Stored entries:
● ● ● ● ● ● ●

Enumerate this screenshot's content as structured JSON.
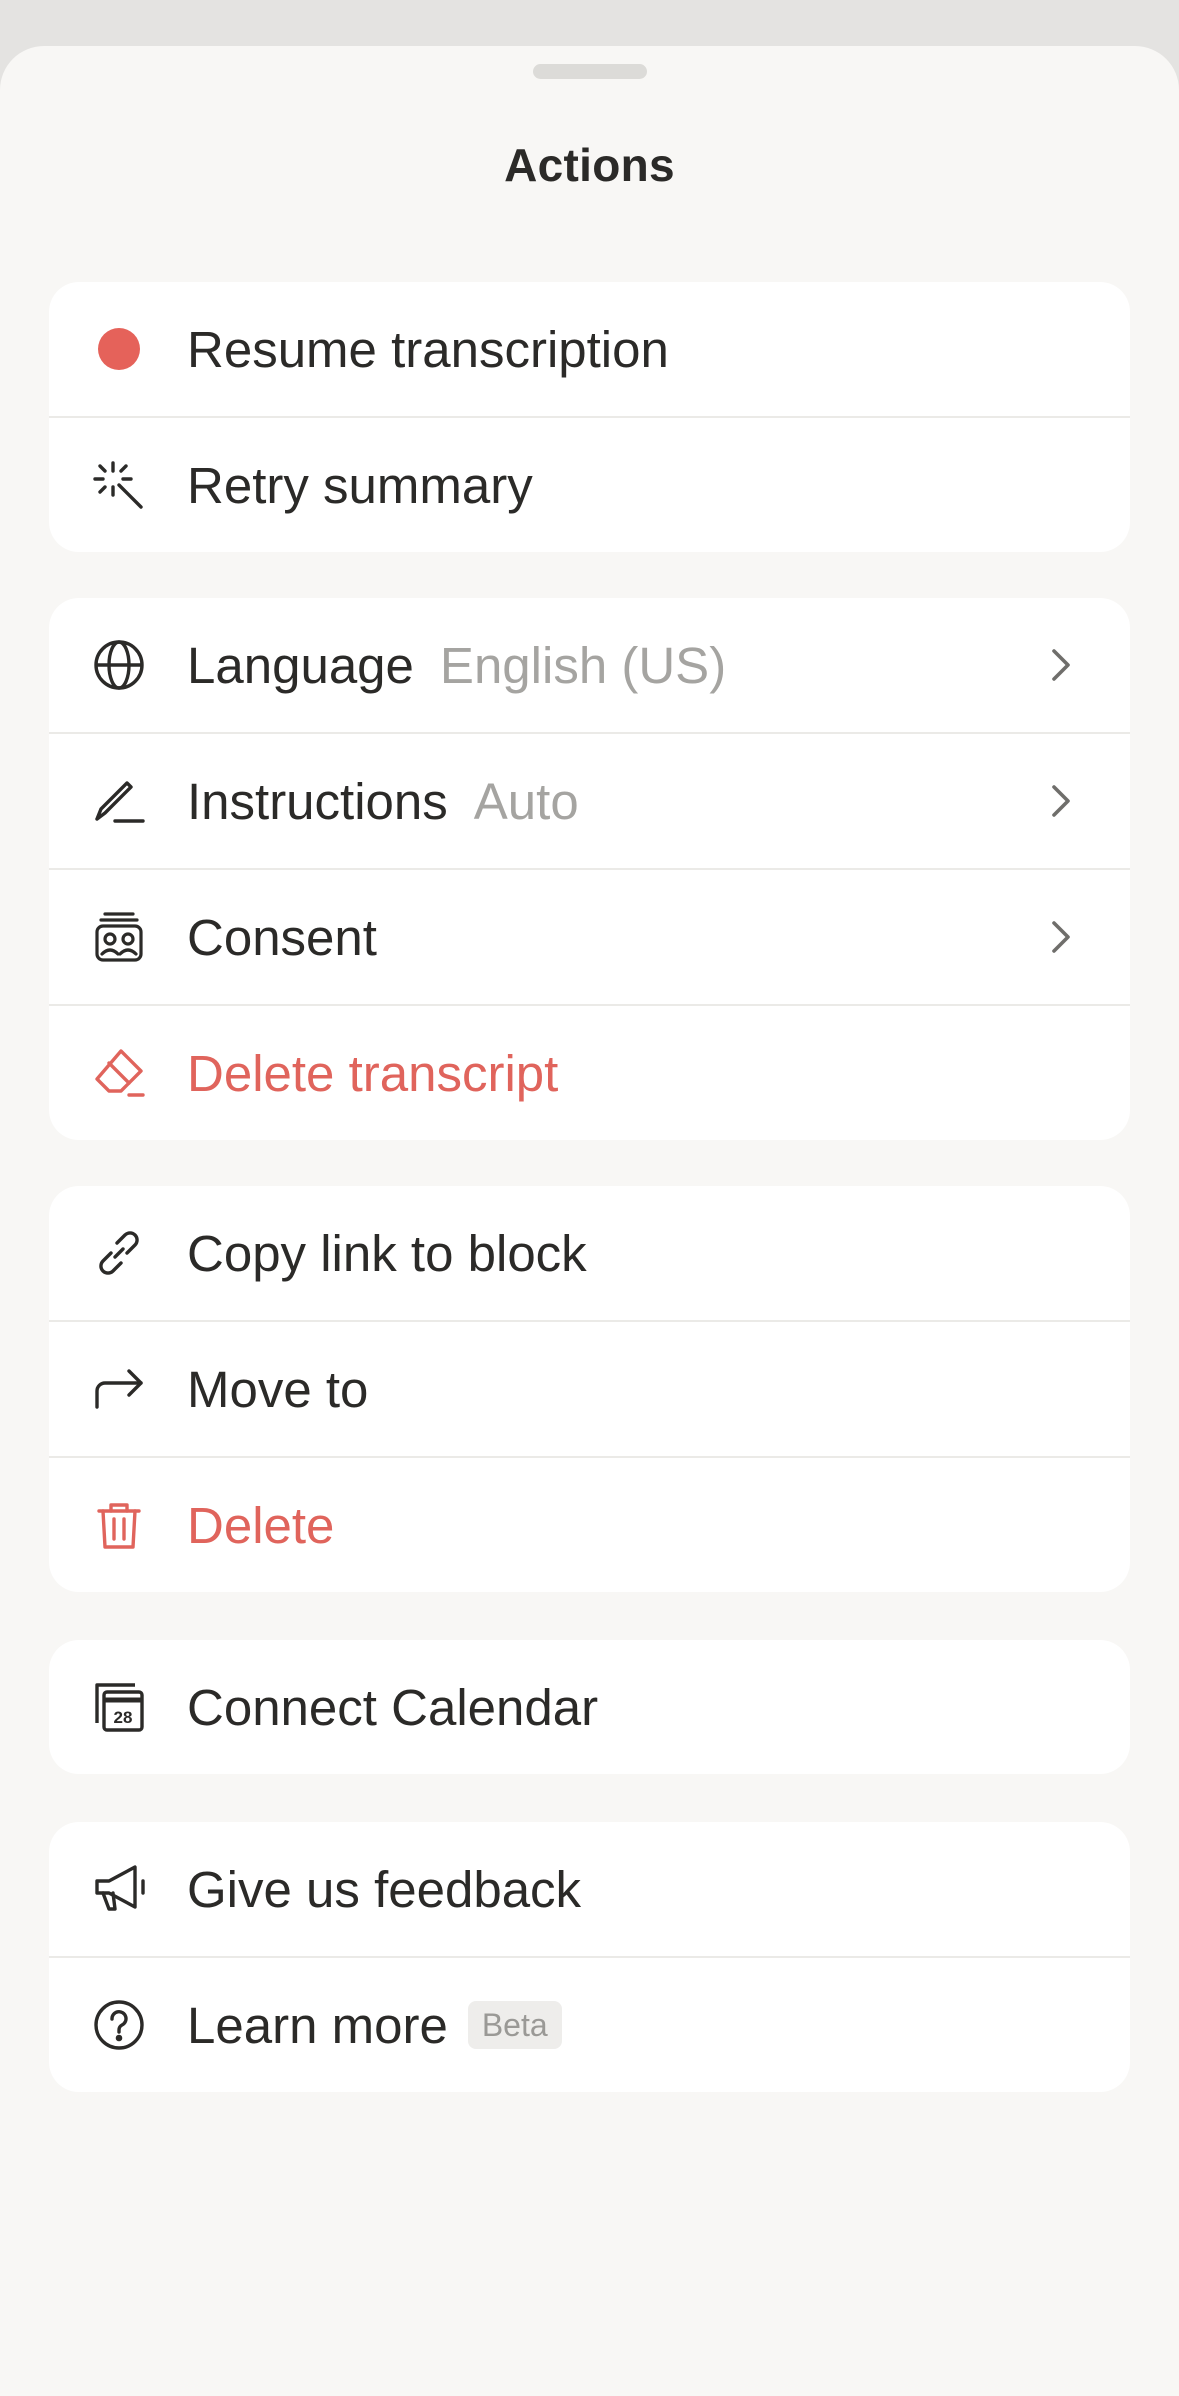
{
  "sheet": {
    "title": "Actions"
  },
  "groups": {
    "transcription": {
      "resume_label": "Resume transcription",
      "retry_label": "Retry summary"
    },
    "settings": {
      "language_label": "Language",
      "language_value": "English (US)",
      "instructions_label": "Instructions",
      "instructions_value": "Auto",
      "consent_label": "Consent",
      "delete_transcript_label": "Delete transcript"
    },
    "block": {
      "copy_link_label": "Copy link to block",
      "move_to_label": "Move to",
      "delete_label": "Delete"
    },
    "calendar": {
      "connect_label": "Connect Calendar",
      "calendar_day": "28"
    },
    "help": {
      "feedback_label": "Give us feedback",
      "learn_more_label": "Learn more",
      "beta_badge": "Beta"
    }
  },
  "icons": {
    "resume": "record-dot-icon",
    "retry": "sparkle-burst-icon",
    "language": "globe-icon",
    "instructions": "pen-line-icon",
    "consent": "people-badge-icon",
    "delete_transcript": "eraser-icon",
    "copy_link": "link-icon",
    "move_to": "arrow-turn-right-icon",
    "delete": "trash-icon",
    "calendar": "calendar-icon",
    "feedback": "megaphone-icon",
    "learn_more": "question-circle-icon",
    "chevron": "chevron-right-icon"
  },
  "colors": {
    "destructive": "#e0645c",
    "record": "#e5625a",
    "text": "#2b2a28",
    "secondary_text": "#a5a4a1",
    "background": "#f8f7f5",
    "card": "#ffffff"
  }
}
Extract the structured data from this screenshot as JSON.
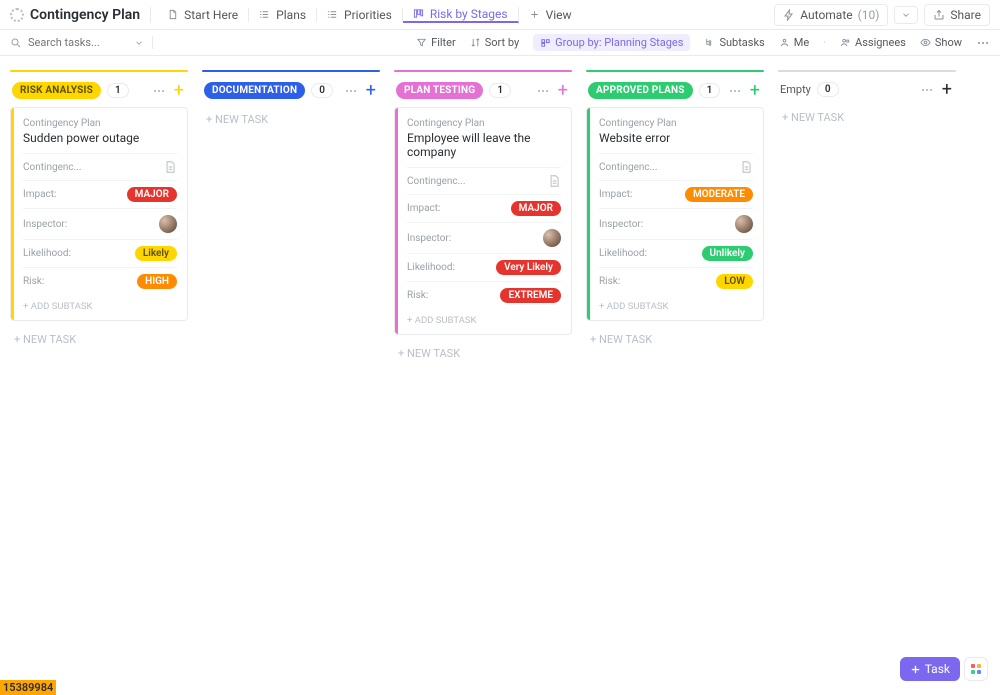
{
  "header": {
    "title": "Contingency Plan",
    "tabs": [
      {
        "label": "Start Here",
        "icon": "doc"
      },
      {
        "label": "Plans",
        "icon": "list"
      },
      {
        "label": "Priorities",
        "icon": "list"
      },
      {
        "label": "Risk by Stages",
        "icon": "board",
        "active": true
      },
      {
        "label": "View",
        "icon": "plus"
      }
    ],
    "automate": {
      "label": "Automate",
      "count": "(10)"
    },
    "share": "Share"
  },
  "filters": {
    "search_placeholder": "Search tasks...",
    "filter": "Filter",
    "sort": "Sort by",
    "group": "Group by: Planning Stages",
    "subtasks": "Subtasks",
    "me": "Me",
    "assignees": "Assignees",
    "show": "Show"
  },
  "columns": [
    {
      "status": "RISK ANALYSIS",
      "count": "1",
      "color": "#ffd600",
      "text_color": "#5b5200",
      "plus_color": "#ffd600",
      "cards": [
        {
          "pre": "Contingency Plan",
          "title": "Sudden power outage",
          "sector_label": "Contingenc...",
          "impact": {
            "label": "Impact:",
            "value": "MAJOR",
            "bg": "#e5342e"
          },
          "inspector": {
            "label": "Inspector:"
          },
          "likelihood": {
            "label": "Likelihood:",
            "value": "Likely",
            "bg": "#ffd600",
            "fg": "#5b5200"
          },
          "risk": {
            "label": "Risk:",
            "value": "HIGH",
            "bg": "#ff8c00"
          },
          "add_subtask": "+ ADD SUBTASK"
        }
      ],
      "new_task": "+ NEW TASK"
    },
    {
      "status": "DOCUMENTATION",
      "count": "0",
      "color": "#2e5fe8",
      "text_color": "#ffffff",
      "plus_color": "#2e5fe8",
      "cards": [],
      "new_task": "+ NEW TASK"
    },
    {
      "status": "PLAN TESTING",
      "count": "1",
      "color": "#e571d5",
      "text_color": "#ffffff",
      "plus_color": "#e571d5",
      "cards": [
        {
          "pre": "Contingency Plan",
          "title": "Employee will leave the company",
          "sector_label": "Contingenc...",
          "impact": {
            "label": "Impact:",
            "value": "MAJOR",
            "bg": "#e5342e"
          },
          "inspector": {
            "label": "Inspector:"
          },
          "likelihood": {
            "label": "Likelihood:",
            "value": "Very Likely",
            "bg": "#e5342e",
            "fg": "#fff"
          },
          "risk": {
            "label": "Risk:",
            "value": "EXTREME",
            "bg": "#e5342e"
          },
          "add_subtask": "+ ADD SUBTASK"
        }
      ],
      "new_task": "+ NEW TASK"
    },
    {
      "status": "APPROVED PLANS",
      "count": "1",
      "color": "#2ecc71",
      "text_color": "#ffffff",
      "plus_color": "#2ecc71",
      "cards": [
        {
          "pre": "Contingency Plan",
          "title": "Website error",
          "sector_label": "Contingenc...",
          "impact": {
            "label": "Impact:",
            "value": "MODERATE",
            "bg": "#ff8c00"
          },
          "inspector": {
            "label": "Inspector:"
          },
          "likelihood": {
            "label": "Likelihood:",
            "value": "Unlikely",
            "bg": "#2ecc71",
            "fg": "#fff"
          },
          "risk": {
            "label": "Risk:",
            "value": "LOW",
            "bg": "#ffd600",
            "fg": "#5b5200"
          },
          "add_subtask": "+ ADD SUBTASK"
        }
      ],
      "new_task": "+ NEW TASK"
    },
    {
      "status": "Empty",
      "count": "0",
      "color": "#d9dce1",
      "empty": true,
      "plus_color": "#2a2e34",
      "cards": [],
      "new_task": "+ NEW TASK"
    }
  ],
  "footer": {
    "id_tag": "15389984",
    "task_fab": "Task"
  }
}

● ● ● ● ● ● ●

Look for the word "title" in every line of the listing and copy the lines that have it.

    "title": "Actions"
    "title": "Contingency Plan",
          "title": "Sudden power outage",
          "title": "Employee will leave the company",
          "title": "Website error",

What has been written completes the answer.